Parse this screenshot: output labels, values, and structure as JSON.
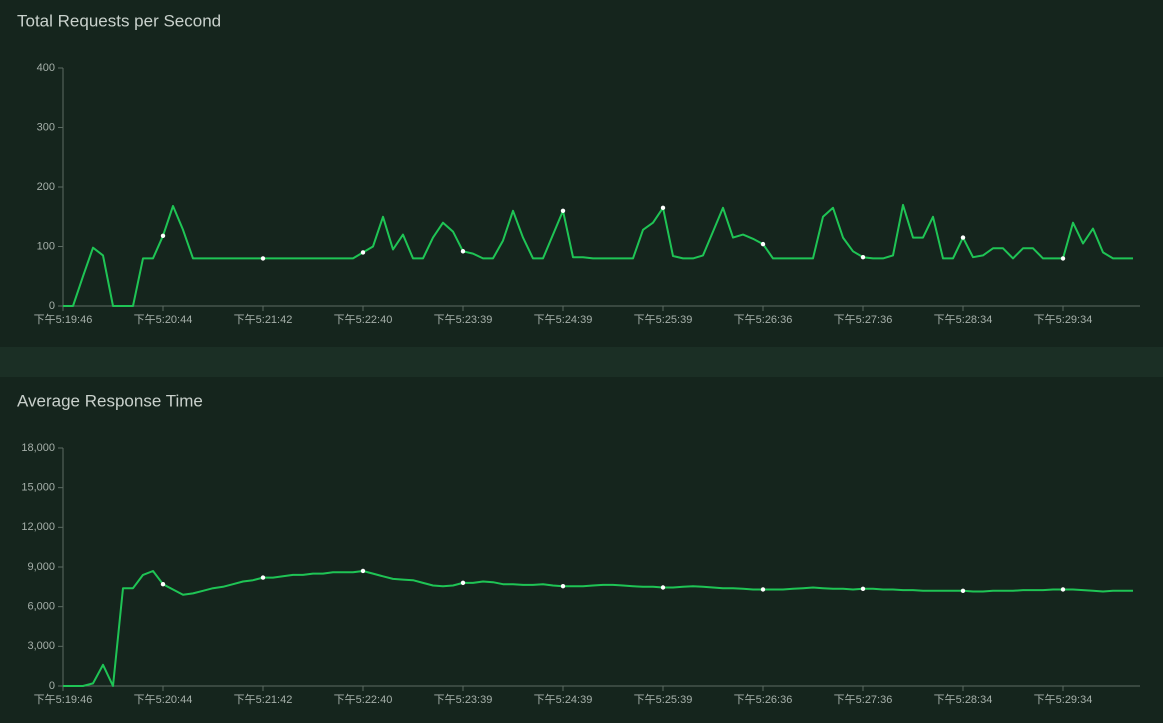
{
  "chart_data": [
    {
      "type": "line",
      "title": "Total Requests per Second",
      "categories": [
        "下午5:19:46",
        null,
        null,
        null,
        null,
        null,
        null,
        null,
        null,
        null,
        "下午5:20:44",
        null,
        null,
        null,
        null,
        null,
        null,
        null,
        null,
        null,
        "下午5:21:42",
        null,
        null,
        null,
        null,
        null,
        null,
        null,
        null,
        null,
        "下午5:22:40",
        null,
        null,
        null,
        null,
        null,
        null,
        null,
        null,
        null,
        "下午5:23:39",
        null,
        null,
        null,
        null,
        null,
        null,
        null,
        null,
        null,
        "下午5:24:39",
        null,
        null,
        null,
        null,
        null,
        null,
        null,
        null,
        null,
        "下午5:25:39",
        null,
        null,
        null,
        null,
        null,
        null,
        null,
        null,
        null,
        "下午5:26:36",
        null,
        null,
        null,
        null,
        null,
        null,
        null,
        null,
        null,
        "下午5:27:36",
        null,
        null,
        null,
        null,
        null,
        null,
        null,
        null,
        null,
        "下午5:28:34",
        null,
        null,
        null,
        null,
        null,
        null,
        null,
        null,
        null,
        "下午5:29:34",
        null,
        null,
        null,
        null,
        null,
        null,
        null
      ],
      "series": [
        {
          "color": "#1fc455",
          "values": [
            0,
            0,
            50,
            98,
            85,
            0,
            0,
            0,
            80,
            80,
            118,
            168,
            128,
            80,
            80,
            80,
            80,
            80,
            80,
            80,
            80,
            80,
            80,
            80,
            80,
            80,
            80,
            80,
            80,
            80,
            90,
            100,
            150,
            95,
            120,
            80,
            80,
            115,
            140,
            125,
            92,
            88,
            80,
            80,
            110,
            160,
            115,
            80,
            80,
            120,
            160,
            82,
            82,
            80,
            80,
            80,
            80,
            80,
            128,
            140,
            165,
            84,
            80,
            80,
            85,
            125,
            165,
            115,
            120,
            113,
            104,
            80,
            80,
            80,
            80,
            80,
            150,
            165,
            115,
            92,
            82,
            80,
            80,
            85,
            170,
            115,
            115,
            150,
            80,
            80,
            115,
            82,
            85,
            97,
            97,
            80,
            97,
            97,
            80,
            80,
            80,
            140,
            105,
            130,
            90,
            80,
            80,
            80
          ]
        }
      ],
      "ylim": [
        0,
        400
      ],
      "yticks": [
        0,
        100,
        200,
        300,
        400
      ]
    },
    {
      "type": "line",
      "title": "Average Response Time",
      "categories": [
        "下午5:19:46",
        null,
        null,
        null,
        null,
        null,
        null,
        null,
        null,
        null,
        "下午5:20:44",
        null,
        null,
        null,
        null,
        null,
        null,
        null,
        null,
        null,
        "下午5:21:42",
        null,
        null,
        null,
        null,
        null,
        null,
        null,
        null,
        null,
        "下午5:22:40",
        null,
        null,
        null,
        null,
        null,
        null,
        null,
        null,
        null,
        "下午5:23:39",
        null,
        null,
        null,
        null,
        null,
        null,
        null,
        null,
        null,
        "下午5:24:39",
        null,
        null,
        null,
        null,
        null,
        null,
        null,
        null,
        null,
        "下午5:25:39",
        null,
        null,
        null,
        null,
        null,
        null,
        null,
        null,
        null,
        "下午5:26:36",
        null,
        null,
        null,
        null,
        null,
        null,
        null,
        null,
        null,
        "下午5:27:36",
        null,
        null,
        null,
        null,
        null,
        null,
        null,
        null,
        null,
        "下午5:28:34",
        null,
        null,
        null,
        null,
        null,
        null,
        null,
        null,
        null,
        "下午5:29:34",
        null,
        null,
        null,
        null,
        null,
        null,
        null
      ],
      "series": [
        {
          "color": "#1fc455",
          "values": [
            0,
            0,
            0,
            200,
            1600,
            0,
            7400,
            7400,
            8400,
            8700,
            7700,
            7300,
            6900,
            7000,
            7200,
            7400,
            7500,
            7700,
            7900,
            8000,
            8200,
            8200,
            8300,
            8400,
            8400,
            8500,
            8500,
            8600,
            8600,
            8600,
            8700,
            8500,
            8300,
            8100,
            8050,
            8000,
            7800,
            7600,
            7550,
            7600,
            7800,
            7800,
            7900,
            7850,
            7700,
            7700,
            7650,
            7650,
            7700,
            7600,
            7550,
            7550,
            7550,
            7600,
            7650,
            7650,
            7600,
            7550,
            7500,
            7500,
            7450,
            7450,
            7500,
            7550,
            7500,
            7450,
            7400,
            7400,
            7350,
            7300,
            7300,
            7300,
            7300,
            7350,
            7400,
            7450,
            7400,
            7350,
            7350,
            7300,
            7350,
            7350,
            7300,
            7300,
            7250,
            7250,
            7200,
            7200,
            7200,
            7200,
            7200,
            7150,
            7150,
            7200,
            7200,
            7200,
            7250,
            7250,
            7250,
            7300,
            7300,
            7300,
            7250,
            7200,
            7150,
            7200,
            7200,
            7200
          ]
        }
      ],
      "ylim": [
        0,
        18000
      ],
      "yticks": [
        0,
        {
          "value": 3000,
          "label": "3,000"
        },
        {
          "value": 6000,
          "label": "6,000"
        },
        {
          "value": 9000,
          "label": "9,000"
        },
        {
          "value": 12000,
          "label": "12,000"
        },
        {
          "value": 15000,
          "label": "15,000"
        },
        {
          "value": 18000,
          "label": "18,000"
        }
      ]
    }
  ]
}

Stated goal> Leave the pictures out, and transcribe each of the records exactly.

Output of the task>
Parse this screenshot: output labels, values, and structure as JSON.
{
  "chart_data": [
    {
      "type": "line",
      "title": "Total Requests per Second",
      "categories": [
        "下午5:19:46",
        null,
        null,
        null,
        null,
        null,
        null,
        null,
        null,
        null,
        "下午5:20:44",
        null,
        null,
        null,
        null,
        null,
        null,
        null,
        null,
        null,
        "下午5:21:42",
        null,
        null,
        null,
        null,
        null,
        null,
        null,
        null,
        null,
        "下午5:22:40",
        null,
        null,
        null,
        null,
        null,
        null,
        null,
        null,
        null,
        "下午5:23:39",
        null,
        null,
        null,
        null,
        null,
        null,
        null,
        null,
        null,
        "下午5:24:39",
        null,
        null,
        null,
        null,
        null,
        null,
        null,
        null,
        null,
        "下午5:25:39",
        null,
        null,
        null,
        null,
        null,
        null,
        null,
        null,
        null,
        "下午5:26:36",
        null,
        null,
        null,
        null,
        null,
        null,
        null,
        null,
        null,
        "下午5:27:36",
        null,
        null,
        null,
        null,
        null,
        null,
        null,
        null,
        null,
        "下午5:28:34",
        null,
        null,
        null,
        null,
        null,
        null,
        null,
        null,
        null,
        "下午5:29:34",
        null,
        null,
        null,
        null,
        null,
        null,
        null
      ],
      "series": [
        {
          "color": "#1fc455",
          "values": [
            0,
            0,
            50,
            98,
            85,
            0,
            0,
            0,
            80,
            80,
            118,
            168,
            128,
            80,
            80,
            80,
            80,
            80,
            80,
            80,
            80,
            80,
            80,
            80,
            80,
            80,
            80,
            80,
            80,
            80,
            90,
            100,
            150,
            95,
            120,
            80,
            80,
            115,
            140,
            125,
            92,
            88,
            80,
            80,
            110,
            160,
            115,
            80,
            80,
            120,
            160,
            82,
            82,
            80,
            80,
            80,
            80,
            80,
            128,
            140,
            165,
            84,
            80,
            80,
            85,
            125,
            165,
            115,
            120,
            113,
            104,
            80,
            80,
            80,
            80,
            80,
            150,
            165,
            115,
            92,
            82,
            80,
            80,
            85,
            170,
            115,
            115,
            150,
            80,
            80,
            115,
            82,
            85,
            97,
            97,
            80,
            97,
            97,
            80,
            80,
            80,
            140,
            105,
            130,
            90,
            80,
            80,
            80
          ]
        }
      ],
      "ylim": [
        0,
        400
      ],
      "yticks": [
        0,
        100,
        200,
        300,
        400
      ]
    },
    {
      "type": "line",
      "title": "Average Response Time",
      "categories": [
        "下午5:19:46",
        null,
        null,
        null,
        null,
        null,
        null,
        null,
        null,
        null,
        "下午5:20:44",
        null,
        null,
        null,
        null,
        null,
        null,
        null,
        null,
        null,
        "下午5:21:42",
        null,
        null,
        null,
        null,
        null,
        null,
        null,
        null,
        null,
        "下午5:22:40",
        null,
        null,
        null,
        null,
        null,
        null,
        null,
        null,
        null,
        "下午5:23:39",
        null,
        null,
        null,
        null,
        null,
        null,
        null,
        null,
        null,
        "下午5:24:39",
        null,
        null,
        null,
        null,
        null,
        null,
        null,
        null,
        null,
        "下午5:25:39",
        null,
        null,
        null,
        null,
        null,
        null,
        null,
        null,
        null,
        "下午5:26:36",
        null,
        null,
        null,
        null,
        null,
        null,
        null,
        null,
        null,
        "下午5:27:36",
        null,
        null,
        null,
        null,
        null,
        null,
        null,
        null,
        null,
        "下午5:28:34",
        null,
        null,
        null,
        null,
        null,
        null,
        null,
        null,
        null,
        "下午5:29:34",
        null,
        null,
        null,
        null,
        null,
        null,
        null
      ],
      "series": [
        {
          "color": "#1fc455",
          "values": [
            0,
            0,
            0,
            200,
            1600,
            0,
            7400,
            7400,
            8400,
            8700,
            7700,
            7300,
            6900,
            7000,
            7200,
            7400,
            7500,
            7700,
            7900,
            8000,
            8200,
            8200,
            8300,
            8400,
            8400,
            8500,
            8500,
            8600,
            8600,
            8600,
            8700,
            8500,
            8300,
            8100,
            8050,
            8000,
            7800,
            7600,
            7550,
            7600,
            7800,
            7800,
            7900,
            7850,
            7700,
            7700,
            7650,
            7650,
            7700,
            7600,
            7550,
            7550,
            7550,
            7600,
            7650,
            7650,
            7600,
            7550,
            7500,
            7500,
            7450,
            7450,
            7500,
            7550,
            7500,
            7450,
            7400,
            7400,
            7350,
            7300,
            7300,
            7300,
            7300,
            7350,
            7400,
            7450,
            7400,
            7350,
            7350,
            7300,
            7350,
            7350,
            7300,
            7300,
            7250,
            7250,
            7200,
            7200,
            7200,
            7200,
            7200,
            7150,
            7150,
            7200,
            7200,
            7200,
            7250,
            7250,
            7250,
            7300,
            7300,
            7300,
            7250,
            7200,
            7150,
            7200,
            7200,
            7200
          ]
        }
      ],
      "ylim": [
        0,
        18000
      ],
      "yticks": [
        0,
        {
          "value": 3000,
          "label": "3,000"
        },
        {
          "value": 6000,
          "label": "6,000"
        },
        {
          "value": 9000,
          "label": "9,000"
        },
        {
          "value": 12000,
          "label": "12,000"
        },
        {
          "value": 15000,
          "label": "15,000"
        },
        {
          "value": 18000,
          "label": "18,000"
        }
      ]
    }
  ]
}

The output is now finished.